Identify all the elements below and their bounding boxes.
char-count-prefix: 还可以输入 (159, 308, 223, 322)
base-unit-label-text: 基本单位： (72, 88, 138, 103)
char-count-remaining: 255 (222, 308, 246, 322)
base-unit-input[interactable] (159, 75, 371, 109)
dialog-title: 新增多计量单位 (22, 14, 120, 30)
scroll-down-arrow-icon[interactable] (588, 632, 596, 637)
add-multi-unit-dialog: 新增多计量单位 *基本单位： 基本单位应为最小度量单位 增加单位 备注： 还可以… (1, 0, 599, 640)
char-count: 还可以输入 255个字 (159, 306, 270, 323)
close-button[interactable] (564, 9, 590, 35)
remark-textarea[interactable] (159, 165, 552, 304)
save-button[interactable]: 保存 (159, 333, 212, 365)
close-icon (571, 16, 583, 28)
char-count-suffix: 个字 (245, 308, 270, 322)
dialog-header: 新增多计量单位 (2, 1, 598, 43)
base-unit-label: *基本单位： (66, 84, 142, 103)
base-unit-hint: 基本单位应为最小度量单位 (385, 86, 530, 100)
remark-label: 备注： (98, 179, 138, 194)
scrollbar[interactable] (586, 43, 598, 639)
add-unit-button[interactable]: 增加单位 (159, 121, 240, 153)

▶ **Directions for this task**:
Copy out every line of the material above with no changes.

▶ **Complete response**:
Identify all the elements below and their bounding boxes.
char-count-prefix: 还可以输入 (159, 308, 223, 322)
base-unit-label-text: 基本单位： (72, 88, 138, 103)
char-count-remaining: 255 (222, 308, 246, 322)
base-unit-input[interactable] (159, 75, 371, 109)
dialog-title: 新增多计量单位 (22, 14, 120, 30)
scroll-down-arrow-icon[interactable] (588, 632, 596, 637)
add-multi-unit-dialog: 新增多计量单位 *基本单位： 基本单位应为最小度量单位 增加单位 备注： 还可以… (1, 0, 599, 640)
char-count: 还可以输入 255个字 (159, 306, 270, 323)
close-button[interactable] (564, 9, 590, 35)
remark-textarea[interactable] (159, 165, 552, 304)
save-button[interactable]: 保存 (159, 333, 212, 365)
close-icon (571, 16, 583, 28)
char-count-suffix: 个字 (245, 308, 270, 322)
dialog-header: 新增多计量单位 (2, 1, 598, 43)
base-unit-label: *基本单位： (66, 84, 142, 103)
base-unit-hint: 基本单位应为最小度量单位 (385, 86, 530, 100)
remark-label: 备注： (98, 179, 138, 194)
scrollbar[interactable] (586, 43, 598, 639)
add-unit-button[interactable]: 增加单位 (159, 121, 240, 153)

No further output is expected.